Lavoro richiesto >>
A – Nel racconto di viaggio, quali domande rivolge l'addetto alla sicurezza dopo aver sfogliato e risfogliato il passaporto? Elencale tutte.
B – Trascrivi dal racconto di viaggio il brano che va da “Riesco convincente, attacca” a “Ci salutiamo cordialmente.”.

··· Articolo

Il simpatico giovanottone  all’aeroporto di Capodichino fa parte della sicurezza israeliana. Blocca i passeggeri  con relative valigie, si presenta e chiede il passaporto.

 

Tu pensi: solite formalità. E invece no. Le domande sono diverse e, nel riportarle, sicuramente ne avrò persa qualcuna.

 

Perché vai in Israele.

 

Quando hai deciso di partire.

 

Hai amici o parenti in quel Paese.

 

C’è qualcuno che conosci fra i viaggiatori.

 

Hai avuto qualche pacchetto da recapitare.

 

Quando hai fatto le valigie, c’era qualcuno in casa.

 

Le hai tenute sempre sotto controllo.

 

Passano alcuni minuti, sfoglia e risfoglia il passaporto.

 

Con aria apparentemente distratta, riprende le stesse domande, per verificare eventuali risposte diverse.

 

Come hai saputo di questo viaggio

 

Sei mai stato in Israele.

 

Devi consegnare qualche pacchetto.

 

Riesco convincente, attacca il pass  sulla quarta di copertina del mio passaporto, non vuole che apra i bagagli, mi augura buon viaggio.

 

E prima di accomiatarmi  gli chiedo: “Ma l’aereo è sicuro come i passeggeri?”

 

Ci salutiamo cordialmente.

 

Nazareth

 

Una costa lambita da onde basse, sembra di stare  fra dune e radi arbusti dalle parti della nostra Domiziana, prima della colata di cemento selvaggio e rapace.

 

Fa bella mostra l’acquedotto romano; più avanti ci sono i resti di un grande anfiteatro.

 

Certo, la religione ha la sua importanza, ma le vere radici dell’Europa sono ben radicate nella civiltà greca e romana.

 

Una civiltà presente anche ai confini dell’Impero.

 

La Basilica dell’Annunciazione sorge sulla collina  e ingloba la grotta  dove la Madonna ebbe la notizia che avrebbe messo al mondo  un figlio, al quale avrebbe dato il nome di Gesù.

 

Il padre francescano, nel dare il benvenuto ai pellegrini, non nasconde le difficoltà  in cui si opera.

 

Quando scoppia una guerra, si arresta  inesorabilmente il flusso dei pellegrini e con esso la speranza della pace.

 

La chiesa è imponente  ed è arricchita con affreschi  raffiguranti etnie diverse, a conferma dell’universalità della Buona Novella.

 

Il dolce canto accompagnato da un magnifico organo si incrocia  con la voce del  muezzin.

 

Scendendo dalla collina, c’è una grande piazza. Erano pronti a costruirvi una moschea, con tutti i permessi già concessi.

······
··· Voci estratte

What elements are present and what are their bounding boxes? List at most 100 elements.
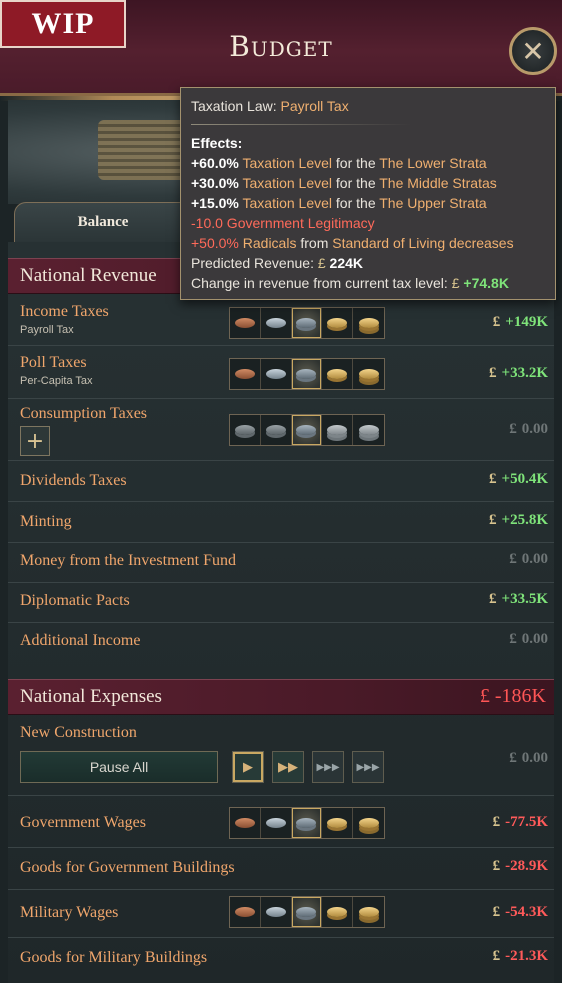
- coin-icon: [296, 369, 317, 379]
- revenue-row-minting[interactable]: Minting £ +25.8K: [8, 503, 554, 543]
- row-label: Goods for Military Buildings: [20, 949, 208, 966]
- coin-icon: [234, 425, 255, 435]
- revenue-row-diplomatic-pacts[interactable]: Diplomatic Pacts £ +33.5K: [8, 583, 554, 623]
- row-amount: £0.00: [509, 631, 548, 647]
- pause-all-button[interactable]: Pause All: [20, 751, 218, 783]
- tooltip-divider: [191, 124, 411, 125]
- wage-level-very-low[interactable]: [230, 808, 261, 838]
- row-amount: £ +33.2K: [489, 365, 548, 381]
- coin-icon: [327, 907, 348, 917]
- row-amount: £ +50.4K: [489, 471, 548, 487]
- row-amount: £ -77.5K: [492, 814, 548, 830]
- tooltip-predicted-revenue: Predicted Revenue: £ 224K: [191, 255, 364, 271]
- row-amount: £0.00: [509, 421, 548, 437]
- revenue-row-income-taxes[interactable]: Income Taxes Payroll Tax £ +149K: [8, 296, 554, 346]
- wage-level-very-high[interactable]: [353, 808, 384, 838]
- play-icon: ▶: [243, 759, 253, 775]
- tax-level-low[interactable]: [261, 359, 292, 389]
- speed-2-button[interactable]: ▶▶: [272, 751, 304, 783]
- coin-icon: [296, 425, 317, 435]
- tax-level-very-low[interactable]: [230, 415, 261, 445]
- speed-3-button[interactable]: ▶▶▶: [312, 751, 344, 783]
- expense-row-government-wages[interactable]: Government Wages £ -77.5K: [8, 800, 554, 848]
- expenses-title: National Expenses: [20, 686, 162, 707]
- coin-icon: [327, 818, 348, 828]
- tax-level-high[interactable]: [322, 308, 354, 338]
- row-label: Dividends Taxes: [20, 472, 127, 489]
- tax-level-medium[interactable]: [291, 308, 323, 338]
- expense-row-new-construction[interactable]: New Construction Pause All ▶ ▶▶ ▶▶▶ ▶▶▶ …: [8, 718, 554, 796]
- coin-icon: [327, 369, 348, 379]
- tax-level-low[interactable]: [261, 415, 292, 445]
- row-label: Government Wages: [20, 814, 146, 831]
- tax-level-very-high[interactable]: [353, 308, 384, 338]
- coin-icon: [327, 425, 348, 435]
- coin-icon: [265, 425, 286, 435]
- tax-level-very-high[interactable]: [353, 359, 384, 389]
- tax-level-selector[interactable]: [229, 414, 385, 446]
- wage-level-very-low[interactable]: [230, 897, 261, 927]
- revenue-row-poll-taxes[interactable]: Poll Taxes Per-Capita Tax £ +33.2K: [8, 347, 554, 399]
- coin-icon: [327, 318, 348, 328]
- expense-row-military-goods[interactable]: Goods for Military Buildings £ -21.3K: [8, 938, 554, 983]
- revenue-row-investment-fund[interactable]: Money from the Investment Fund £0.00: [8, 543, 554, 583]
- tax-level-very-low[interactable]: [230, 359, 261, 389]
- tooltip-law-line: Taxation Law: Payroll Tax: [191, 98, 349, 114]
- tax-level-very-high[interactable]: [353, 415, 384, 445]
- wage-level-selector[interactable]: [229, 807, 385, 839]
- tax-level-low[interactable]: [261, 308, 292, 338]
- tax-level-high[interactable]: [322, 359, 354, 389]
- coin-icon: [234, 818, 255, 828]
- wage-level-selector[interactable]: [229, 896, 385, 928]
- expenses-header: National Expenses £ -186K: [8, 679, 554, 715]
- tab-balance[interactable]: Balance: [14, 202, 192, 242]
- coin-icon: [234, 907, 255, 917]
- close-button[interactable]: ✕: [509, 27, 557, 75]
- tooltip-effect-middle-strata: +30.0% Taxation Level for the The Middle…: [191, 175, 497, 191]
- row-amount: £ -28.9K: [492, 858, 548, 874]
- expense-row-government-goods[interactable]: Goods for Government Buildings £ -28.9K: [8, 848, 554, 890]
- add-tax-button[interactable]: +: [20, 426, 50, 456]
- tax-level-selector[interactable]: [229, 307, 385, 339]
- revenue-row-consumption-taxes[interactable]: Consumption Taxes + £0.00: [8, 400, 554, 461]
- row-sublabel: Payroll Tax: [20, 324, 74, 336]
- wage-level-low[interactable]: [261, 808, 292, 838]
- wage-level-very-high[interactable]: [353, 897, 384, 927]
- coin-icon: [296, 818, 317, 828]
- tooltip-effect-legitimacy: -10.0 Government Legitimacy: [191, 215, 375, 231]
- row-label: Diplomatic Pacts: [20, 592, 130, 609]
- tax-level-high[interactable]: [322, 415, 354, 445]
- fast-forward-icon: ▶▶: [278, 759, 298, 775]
- tax-level-medium[interactable]: [291, 359, 323, 389]
- speed-1-button[interactable]: ▶: [232, 751, 264, 783]
- wage-level-high[interactable]: [322, 808, 354, 838]
- wage-level-medium[interactable]: [291, 808, 323, 838]
- coin-icon: [234, 369, 255, 379]
- row-label: New Construction: [20, 724, 137, 741]
- row-label: Goods for Government Buildings: [20, 859, 235, 876]
- speed-4-button[interactable]: ▶▶▶: [352, 751, 384, 783]
- coin-icon: [265, 818, 286, 828]
- tax-level-selector[interactable]: [229, 358, 385, 390]
- row-amount: £ +33.5K: [489, 591, 548, 607]
- row-amount: £ +25.8K: [489, 512, 548, 528]
- coin-icon: [358, 369, 379, 379]
- wage-level-high[interactable]: [322, 897, 354, 927]
- tooltip-effects-label: Effects:: [191, 135, 243, 151]
- wage-level-low[interactable]: [261, 897, 292, 927]
- tooltip-revenue-change: Change in revenue from current tax level…: [191, 275, 509, 291]
- coin-icon: [234, 318, 255, 328]
- expense-row-military-wages[interactable]: Military Wages £ -54.3K: [8, 890, 554, 938]
- plus-icon: +: [25, 428, 45, 454]
- window-title: Budget: [229, 30, 333, 63]
- revenue-row-dividends-taxes[interactable]: Dividends Taxes £ +50.4K: [8, 462, 554, 502]
- tax-level-very-low[interactable]: [230, 308, 261, 338]
- faster-forward-icon: ▶▶▶: [316, 761, 340, 773]
- row-label: Consumption Taxes: [20, 405, 148, 422]
- wage-level-medium[interactable]: [291, 897, 323, 927]
- revenue-title: National Revenue: [20, 265, 157, 286]
- row-amount: £ -21.3K: [492, 948, 548, 964]
- row-label: Poll Taxes: [20, 354, 87, 371]
- revenue-row-additional-income[interactable]: Additional Income £0.00: [8, 623, 554, 663]
- tax-level-medium[interactable]: [291, 415, 323, 445]
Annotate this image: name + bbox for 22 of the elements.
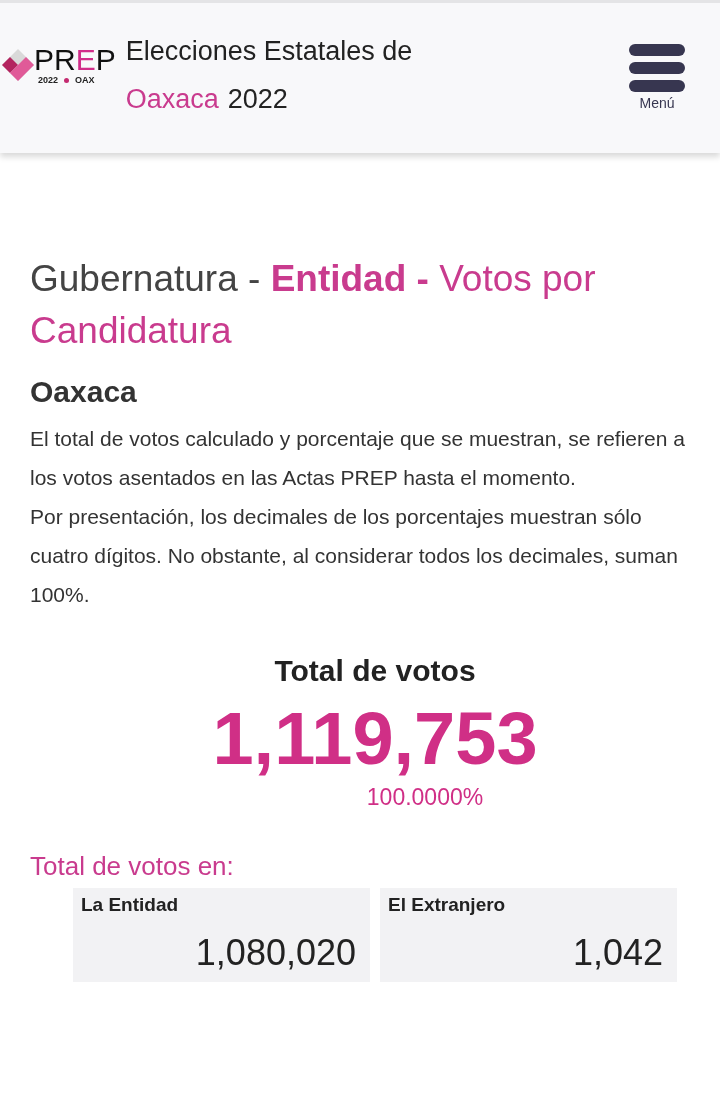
info-paragraph: Por presentación, los decimales de los porcentajes muestran sólo cuatro dígitos. No obstante, al considerar todos los decimales, suman 100%. — [30, 504, 679, 608]
total-label: Total de votos — [274, 654, 476, 688]
card-value: 1,080,020 — [194, 932, 356, 974]
menu-button[interactable]: Menú — [628, 43, 686, 111]
card-value: 1,042 — [571, 932, 663, 974]
site-title-year: 2022 — [227, 83, 288, 116]
breakdown-label: Total de votos en: — [30, 851, 235, 882]
dot-icon — [64, 77, 70, 83]
state-name: Oaxaca — [30, 375, 138, 409]
total-votes: 1,119,753 — [212, 696, 538, 782]
logo-year: 2022 — [38, 75, 59, 85]
menu-icon — [628, 43, 686, 93]
logo-wordmark: PREP — [34, 45, 116, 75]
info-paragraph: El total de votos calculado y porcentaje que se muestran, se refieren a los votos asentados en las Actas PREP hasta el momento. — [30, 426, 686, 491]
total-percent: 100.0000% — [366, 784, 484, 811]
diamond-logo-icon — [0, 47, 36, 83]
card-label: El Extranjero — [388, 894, 507, 916]
page-heading: Gubernatura - Entidad - Votos por Candidatura — [30, 257, 597, 353]
site-title: Elecciones Estatales de — [125, 35, 413, 68]
card-label: La Entidad — [81, 894, 180, 916]
site-title-state: Oaxaca — [125, 83, 219, 116]
logo-state: OAX — [75, 75, 95, 85]
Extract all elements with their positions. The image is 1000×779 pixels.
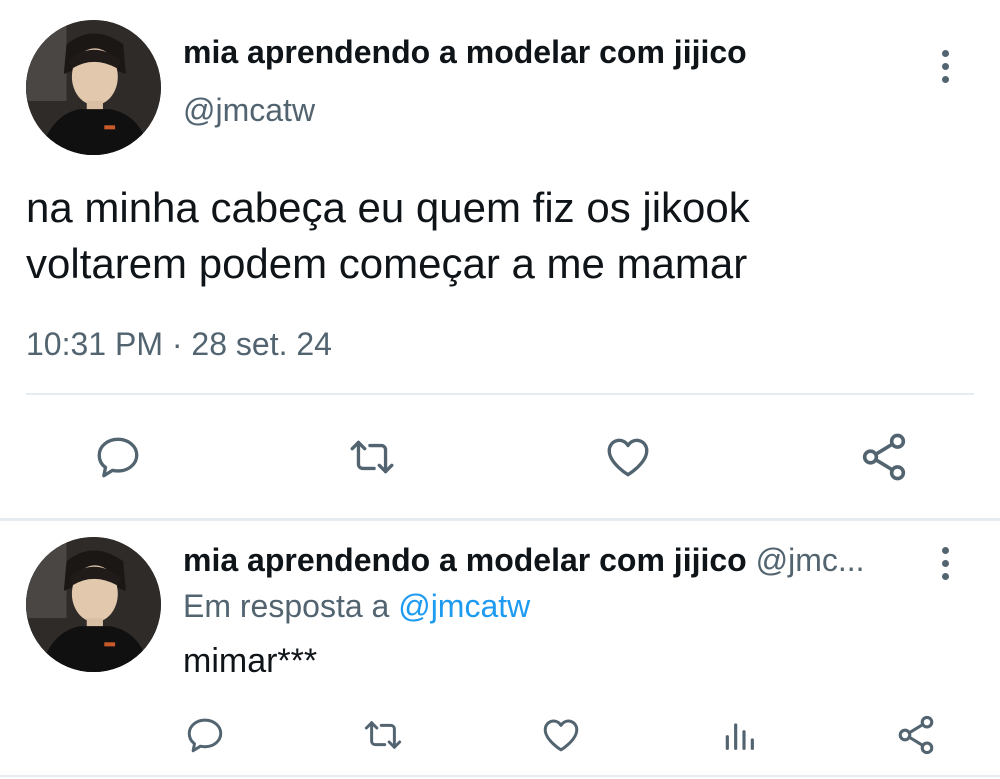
share-button[interactable] — [853, 430, 915, 484]
reply-icon — [97, 437, 139, 478]
reply-prefix: Em resposta a — [183, 588, 390, 624]
separator: · — [171, 326, 183, 362]
tweet-time: 10:31 PM — [26, 326, 163, 362]
handle[interactable]: @jmcatw — [183, 92, 315, 129]
heart-icon — [543, 719, 579, 752]
reply-icon — [187, 718, 223, 753]
more-vertical-icon[interactable] — [935, 50, 955, 83]
more-vertical-icon[interactable] — [935, 547, 955, 580]
heart-icon — [607, 438, 649, 477]
like-button[interactable] — [598, 430, 658, 484]
tweet-text: mimar*** — [183, 642, 318, 680]
reply-header: mia aprendendo a modelar com jijico @jmc… — [183, 542, 913, 579]
reply-button[interactable] — [88, 430, 148, 484]
share-icon — [898, 715, 934, 755]
analytics-icon — [725, 723, 754, 750]
tweet-date: 28 set. 24 — [191, 326, 332, 362]
views-button[interactable] — [714, 712, 764, 758]
retweet-icon — [350, 440, 394, 474]
display-name[interactable]: mia aprendendo a modelar com jijico — [183, 542, 747, 578]
like-button[interactable] — [536, 712, 586, 758]
bottom-divider — [0, 775, 1000, 777]
section-divider — [0, 518, 1000, 521]
share-button[interactable] — [891, 712, 941, 758]
tweet-timestamp[interactable]: 10:31 PM · 28 set. 24 — [26, 326, 332, 363]
handle[interactable]: @jmc... — [756, 542, 865, 578]
reply-to-link[interactable]: @jmcatw — [398, 588, 530, 624]
avatar[interactable] — [26, 537, 161, 672]
retweet-button[interactable] — [357, 712, 409, 758]
retweet-button[interactable] — [342, 430, 402, 484]
replying-to: Em resposta a @jmcatw — [183, 588, 530, 625]
avatar-image — [26, 20, 161, 155]
tweet-text: na minha cabeça eu quem fiz os jikook vo… — [26, 184, 750, 287]
share-icon — [862, 433, 906, 481]
avatar-image — [26, 537, 161, 672]
divider — [26, 393, 974, 395]
display-name[interactable]: mia aprendendo a modelar com jijico — [183, 34, 747, 71]
reply-button[interactable] — [180, 712, 230, 758]
avatar[interactable] — [26, 20, 161, 155]
retweet-icon — [364, 721, 402, 749]
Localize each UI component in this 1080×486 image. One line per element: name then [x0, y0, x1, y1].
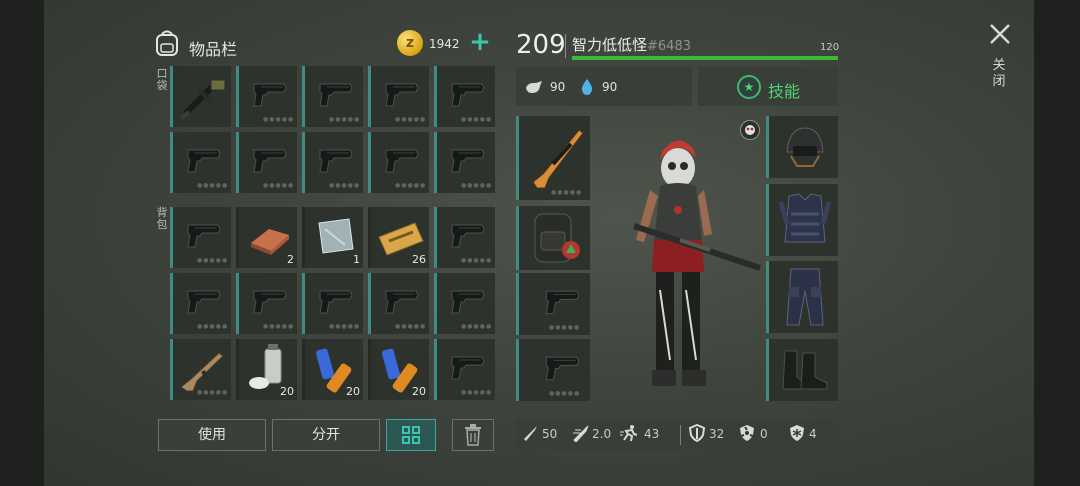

······

Risultati per compito >>
A –
- Come hai saputo di questo viaggio
- Sei mai stato in Israele.
- Devi consegnare qualche pacchetto.

B –
Riesco convincente, attacca il pass  sulla quarta di copertina del mio passaporto, non vuole che apra i bagagli, mi augura buon viaggio.

 

E prima di accomiatarmi  gli chiedo: “Ma l’aereo è sicuro come i passeggeri?”

 

Ci salutiamo cordialmente.